**LISTED RECORDS**

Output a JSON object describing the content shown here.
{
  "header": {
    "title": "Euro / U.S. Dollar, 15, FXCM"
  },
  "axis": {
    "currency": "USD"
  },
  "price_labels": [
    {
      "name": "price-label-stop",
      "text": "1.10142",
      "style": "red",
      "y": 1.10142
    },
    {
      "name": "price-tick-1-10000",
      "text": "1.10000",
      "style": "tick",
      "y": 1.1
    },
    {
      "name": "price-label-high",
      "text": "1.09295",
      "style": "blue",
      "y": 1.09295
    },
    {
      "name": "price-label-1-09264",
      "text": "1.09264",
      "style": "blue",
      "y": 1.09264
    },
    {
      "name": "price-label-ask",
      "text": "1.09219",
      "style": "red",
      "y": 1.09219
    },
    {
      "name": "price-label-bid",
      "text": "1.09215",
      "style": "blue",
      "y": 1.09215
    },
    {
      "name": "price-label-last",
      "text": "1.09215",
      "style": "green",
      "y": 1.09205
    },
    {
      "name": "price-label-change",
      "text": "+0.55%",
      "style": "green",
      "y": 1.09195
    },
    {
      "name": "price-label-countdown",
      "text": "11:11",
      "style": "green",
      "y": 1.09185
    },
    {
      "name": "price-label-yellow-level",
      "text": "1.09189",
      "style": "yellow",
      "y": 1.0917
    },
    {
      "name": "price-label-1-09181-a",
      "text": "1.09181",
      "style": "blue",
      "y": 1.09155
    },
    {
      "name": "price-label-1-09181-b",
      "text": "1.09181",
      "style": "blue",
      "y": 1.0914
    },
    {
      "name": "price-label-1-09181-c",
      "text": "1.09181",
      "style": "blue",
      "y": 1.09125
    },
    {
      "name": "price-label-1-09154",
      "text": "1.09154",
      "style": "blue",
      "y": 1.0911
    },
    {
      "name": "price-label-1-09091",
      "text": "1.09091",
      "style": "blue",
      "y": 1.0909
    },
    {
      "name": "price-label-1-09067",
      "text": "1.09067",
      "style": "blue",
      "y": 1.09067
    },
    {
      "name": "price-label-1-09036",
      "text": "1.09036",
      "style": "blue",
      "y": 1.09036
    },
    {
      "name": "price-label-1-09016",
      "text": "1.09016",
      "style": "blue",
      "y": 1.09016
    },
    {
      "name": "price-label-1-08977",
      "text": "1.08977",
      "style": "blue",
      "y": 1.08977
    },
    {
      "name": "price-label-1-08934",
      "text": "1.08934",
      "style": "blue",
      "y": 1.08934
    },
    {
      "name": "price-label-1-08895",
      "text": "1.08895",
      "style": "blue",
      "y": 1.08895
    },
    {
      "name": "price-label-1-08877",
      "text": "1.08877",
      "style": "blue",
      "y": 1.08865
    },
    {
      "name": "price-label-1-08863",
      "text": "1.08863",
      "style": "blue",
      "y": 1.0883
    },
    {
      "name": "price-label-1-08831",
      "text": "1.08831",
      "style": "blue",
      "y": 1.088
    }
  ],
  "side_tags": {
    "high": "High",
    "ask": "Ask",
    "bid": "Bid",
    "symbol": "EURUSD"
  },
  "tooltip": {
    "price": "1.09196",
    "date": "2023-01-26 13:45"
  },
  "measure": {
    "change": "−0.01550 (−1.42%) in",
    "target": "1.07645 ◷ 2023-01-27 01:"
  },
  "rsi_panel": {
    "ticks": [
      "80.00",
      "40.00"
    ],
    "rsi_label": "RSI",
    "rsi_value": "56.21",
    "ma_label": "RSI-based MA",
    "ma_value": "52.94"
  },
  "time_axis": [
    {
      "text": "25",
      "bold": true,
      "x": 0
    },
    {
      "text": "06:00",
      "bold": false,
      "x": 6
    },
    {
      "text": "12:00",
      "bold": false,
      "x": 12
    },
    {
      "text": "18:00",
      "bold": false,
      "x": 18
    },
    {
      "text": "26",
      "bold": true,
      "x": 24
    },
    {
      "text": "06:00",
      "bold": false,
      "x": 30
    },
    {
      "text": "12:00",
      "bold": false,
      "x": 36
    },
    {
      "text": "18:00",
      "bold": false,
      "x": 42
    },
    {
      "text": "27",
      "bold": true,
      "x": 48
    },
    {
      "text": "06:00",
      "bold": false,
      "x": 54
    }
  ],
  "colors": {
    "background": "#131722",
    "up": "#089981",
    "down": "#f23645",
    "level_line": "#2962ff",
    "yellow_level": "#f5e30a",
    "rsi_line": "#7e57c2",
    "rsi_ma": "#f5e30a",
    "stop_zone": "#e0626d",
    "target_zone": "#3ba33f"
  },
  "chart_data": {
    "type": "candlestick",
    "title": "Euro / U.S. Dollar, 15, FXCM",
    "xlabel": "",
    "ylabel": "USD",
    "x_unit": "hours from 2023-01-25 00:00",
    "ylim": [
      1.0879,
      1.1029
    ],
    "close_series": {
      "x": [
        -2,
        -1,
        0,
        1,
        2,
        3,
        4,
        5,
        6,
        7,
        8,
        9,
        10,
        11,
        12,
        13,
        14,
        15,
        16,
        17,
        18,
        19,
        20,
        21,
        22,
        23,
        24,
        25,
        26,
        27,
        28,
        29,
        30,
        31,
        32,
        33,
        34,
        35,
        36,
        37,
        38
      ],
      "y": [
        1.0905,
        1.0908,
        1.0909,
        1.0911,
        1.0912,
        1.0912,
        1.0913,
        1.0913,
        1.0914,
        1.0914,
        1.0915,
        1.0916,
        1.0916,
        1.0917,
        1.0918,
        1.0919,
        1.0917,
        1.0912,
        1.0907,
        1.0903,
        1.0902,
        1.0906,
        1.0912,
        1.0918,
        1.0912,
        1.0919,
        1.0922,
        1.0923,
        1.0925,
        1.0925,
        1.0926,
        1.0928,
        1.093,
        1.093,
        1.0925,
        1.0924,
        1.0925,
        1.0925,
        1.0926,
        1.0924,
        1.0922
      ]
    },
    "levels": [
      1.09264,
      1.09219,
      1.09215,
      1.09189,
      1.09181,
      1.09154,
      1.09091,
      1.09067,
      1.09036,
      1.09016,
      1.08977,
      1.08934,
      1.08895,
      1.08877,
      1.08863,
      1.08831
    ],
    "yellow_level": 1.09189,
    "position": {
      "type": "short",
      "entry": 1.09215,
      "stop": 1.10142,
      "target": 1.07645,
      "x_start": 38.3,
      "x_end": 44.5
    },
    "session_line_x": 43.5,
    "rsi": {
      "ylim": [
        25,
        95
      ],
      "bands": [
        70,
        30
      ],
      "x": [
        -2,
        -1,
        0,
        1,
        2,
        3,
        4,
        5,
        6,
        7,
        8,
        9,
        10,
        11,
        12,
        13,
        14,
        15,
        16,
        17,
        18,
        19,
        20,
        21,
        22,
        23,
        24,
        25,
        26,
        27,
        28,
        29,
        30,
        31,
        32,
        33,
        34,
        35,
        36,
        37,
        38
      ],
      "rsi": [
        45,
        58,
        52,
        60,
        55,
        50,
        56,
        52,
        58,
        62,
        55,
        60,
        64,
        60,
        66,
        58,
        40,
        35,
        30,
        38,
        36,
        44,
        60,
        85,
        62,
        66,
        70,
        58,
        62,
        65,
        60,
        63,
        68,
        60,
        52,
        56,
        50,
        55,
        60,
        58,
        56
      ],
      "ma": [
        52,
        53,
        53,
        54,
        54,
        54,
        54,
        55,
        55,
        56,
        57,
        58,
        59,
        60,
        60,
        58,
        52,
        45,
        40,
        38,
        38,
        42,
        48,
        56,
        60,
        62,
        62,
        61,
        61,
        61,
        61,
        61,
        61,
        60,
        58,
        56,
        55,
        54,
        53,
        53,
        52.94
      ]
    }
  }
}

**WRITTEN PROBLEM**
Write down every line of the data exactly as it appears above.

**THE COMPLETED TASK**
Output a JSON object describing the content shown here.
{
  "header": {
    "title": "Euro / U.S. Dollar, 15, FXCM"
  },
  "axis": {
    "currency": "USD"
  },
  "price_labels": [
    {
      "name": "price-label-stop",
      "text": "1.10142",
      "style": "red",
      "y": 1.10142
    },
    {
      "name": "price-tick-1-10000",
      "text": "1.10000",
      "style": "tick",
      "y": 1.1
    },
    {
      "name": "price-label-high",
      "text": "1.09295",
      "style": "blue",
      "y": 1.09295
    },
    {
      "name": "price-label-1-09264",
      "text": "1.09264",
      "style": "blue",
      "y": 1.09264
    },
    {
      "name": "price-label-ask",
      "text": "1.09219",
      "style": "red",
      "y": 1.09219
    },
    {
      "name": "price-label-bid",
      "text": "1.09215",
      "style": "blue",
      "y": 1.09215
    },
    {
      "name": "price-label-last",
      "text": "1.09215",
      "style": "green",
      "y": 1.09205
    },
    {
      "name": "price-label-change",
      "text": "+0.55%",
      "style": "green",
      "y": 1.09195
    },
    {
      "name": "price-label-countdown",
      "text": "11:11",
      "style": "green",
      "y": 1.09185
    },
    {
      "name": "price-label-yellow-level",
      "text": "1.09189",
      "style": "yellow",
      "y": 1.0917
    },
    {
      "name": "price-label-1-09181-a",
      "text": "1.09181",
      "style": "blue",
      "y": 1.09155
    },
    {
      "name": "price-label-1-09181-b",
      "text": "1.09181",
      "style": "blue",
      "y": 1.0914
    },
    {
      "name": "price-label-1-09181-c",
      "text": "1.09181",
      "style": "blue",
      "y": 1.09125
    },
    {
      "name": "price-label-1-09154",
      "text": "1.09154",
      "style": "blue",
      "y": 1.0911
    },
    {
      "name": "price-label-1-09091",
      "text": "1.09091",
      "style": "blue",
      "y": 1.0909
    },
    {
      "name": "price-label-1-09067",
      "text": "1.09067",
      "style": "blue",
      "y": 1.09067
    },
    {
      "name": "price-label-1-09036",
      "text": "1.09036",
      "style": "blue",
      "y": 1.09036
    },
    {
      "name": "price-label-1-09016",
      "text": "1.09016",
      "style": "blue",
      "y": 1.09016
    },
    {
      "name": "price-label-1-08977",
      "text": "1.08977",
      "style": "blue",
      "y": 1.08977
    },
    {
      "name": "price-label-1-08934",
      "text": "1.08934",
      "style": "blue",
      "y": 1.08934
    },
    {
      "name": "price-label-1-08895",
      "text": "1.08895",
      "style": "blue",
      "y": 1.08895
    },
    {
      "name": "price-label-1-08877",
      "text": "1.08877",
      "style": "blue",
      "y": 1.08865
    },
    {
      "name": "price-label-1-08863",
      "text": "1.08863",
      "style": "blue",
      "y": 1.0883
    },
    {
      "name": "price-label-1-08831",
      "text": "1.08831",
      "style": "blue",
      "y": 1.088
    }
  ],
  "side_tags": {
    "high": "High",
    "ask": "Ask",
    "bid": "Bid",
    "symbol": "EURUSD"
  },
  "tooltip": {
    "price": "1.09196",
    "date": "2023-01-26 13:45"
  },
  "measure": {
    "change": "−0.01550 (−1.42%) in",
    "target": "1.07645 ◷ 2023-01-27 01:"
  },
  "rsi_panel": {
    "ticks": [
      "80.00",
      "40.00"
    ],
    "rsi_label": "RSI",
    "rsi_value": "56.21",
    "ma_label": "RSI-based MA",
    "ma_value": "52.94"
  },
  "time_axis": [
    {
      "text": "25",
      "bold": true,
      "x": 0
    },
    {
      "text": "06:00",
      "bold": false,
      "x": 6
    },
    {
      "text": "12:00",
      "bold": false,
      "x": 12
    },
    {
      "text": "18:00",
      "bold": false,
      "x": 18
    },
    {
      "text": "26",
      "bold": true,
      "x": 24
    },
    {
      "text": "06:00",
      "bold": false,
      "x": 30
    },
    {
      "text": "12:00",
      "bold": false,
      "x": 36
    },
    {
      "text": "18:00",
      "bold": false,
      "x": 42
    },
    {
      "text": "27",
      "bold": true,
      "x": 48
    },
    {
      "text": "06:00",
      "bold": false,
      "x": 54
    }
  ],
  "colors": {
    "background": "#131722",
    "up": "#089981",
    "down": "#f23645",
    "level_line": "#2962ff",
    "yellow_level": "#f5e30a",
    "rsi_line": "#7e57c2",
    "rsi_ma": "#f5e30a",
    "stop_zone": "#e0626d",
    "target_zone": "#3ba33f"
  },
  "chart_data": {
    "type": "candlestick",
    "title": "Euro / U.S. Dollar, 15, FXCM",
    "xlabel": "",
    "ylabel": "USD",
    "x_unit": "hours from 2023-01-25 00:00",
    "ylim": [
      1.0879,
      1.1029
    ],
    "close_series": {
      "x": [
        -2,
        -1,
        0,
        1,
        2,
        3,
        4,
        5,
        6,
        7,
        8,
        9,
        10,
        11,
        12,
        13,
        14,
        15,
        16,
        17,
        18,
        19,
        20,
        21,
        22,
        23,
        24,
        25,
        26,
        27,
        28,
        29,
        30,
        31,
        32,
        33,
        34,
        35,
        36,
        37,
        38
      ],
      "y": [
        1.0905,
        1.0908,
        1.0909,
        1.0911,
        1.0912,
        1.0912,
        1.0913,
        1.0913,
        1.0914,
        1.0914,
        1.0915,
        1.0916,
        1.0916,
        1.0917,
        1.0918,
        1.0919,
        1.0917,
        1.0912,
        1.0907,
        1.0903,
        1.0902,
        1.0906,
        1.0912,
        1.0918,
        1.0912,
        1.0919,
        1.0922,
        1.0923,
        1.0925,
        1.0925,
        1.0926,
        1.0928,
        1.093,
        1.093,
        1.0925,
        1.0924,
        1.0925,
        1.0925,
        1.0926,
        1.0924,
        1.0922
      ]
    },
    "levels": [
      1.09264,
      1.09219,
      1.09215,
      1.09189,
      1.09181,
      1.09154,
      1.09091,
      1.09067,
      1.09036,
      1.09016,
      1.08977,
      1.08934,
      1.08895,
      1.08877,
      1.08863,
      1.08831
    ],
    "yellow_level": 1.09189,
    "position": {
      "type": "short",
      "entry": 1.09215,
      "stop": 1.10142,
      "target": 1.07645,
      "x_start": 38.3,
      "x_end": 44.5
    },
    "session_line_x": 43.5,
    "rsi": {
      "ylim": [
        25,
        95
      ],
      "bands": [
        70,
        30
      ],
      "x": [
        -2,
        -1,
        0,
        1,
        2,
        3,
        4,
        5,
        6,
        7,
        8,
        9,
        10,
        11,
        12,
        13,
        14,
        15,
        16,
        17,
        18,
        19,
        20,
        21,
        22,
        23,
        24,
        25,
        26,
        27,
        28,
        29,
        30,
        31,
        32,
        33,
        34,
        35,
        36,
        37,
        38
      ],
      "rsi": [
        45,
        58,
        52,
        60,
        55,
        50,
        56,
        52,
        58,
        62,
        55,
        60,
        64,
        60,
        66,
        58,
        40,
        35,
        30,
        38,
        36,
        44,
        60,
        85,
        62,
        66,
        70,
        58,
        62,
        65,
        60,
        63,
        68,
        60,
        52,
        56,
        50,
        55,
        60,
        58,
        56
      ],
      "ma": [
        52,
        53,
        53,
        54,
        54,
        54,
        54,
        55,
        55,
        56,
        57,
        58,
        59,
        60,
        60,
        58,
        52,
        45,
        40,
        38,
        38,
        42,
        48,
        56,
        60,
        62,
        62,
        61,
        61,
        61,
        61,
        61,
        61,
        60,
        58,
        56,
        55,
        54,
        53,
        53,
        52.94
      ]
    }
  }
}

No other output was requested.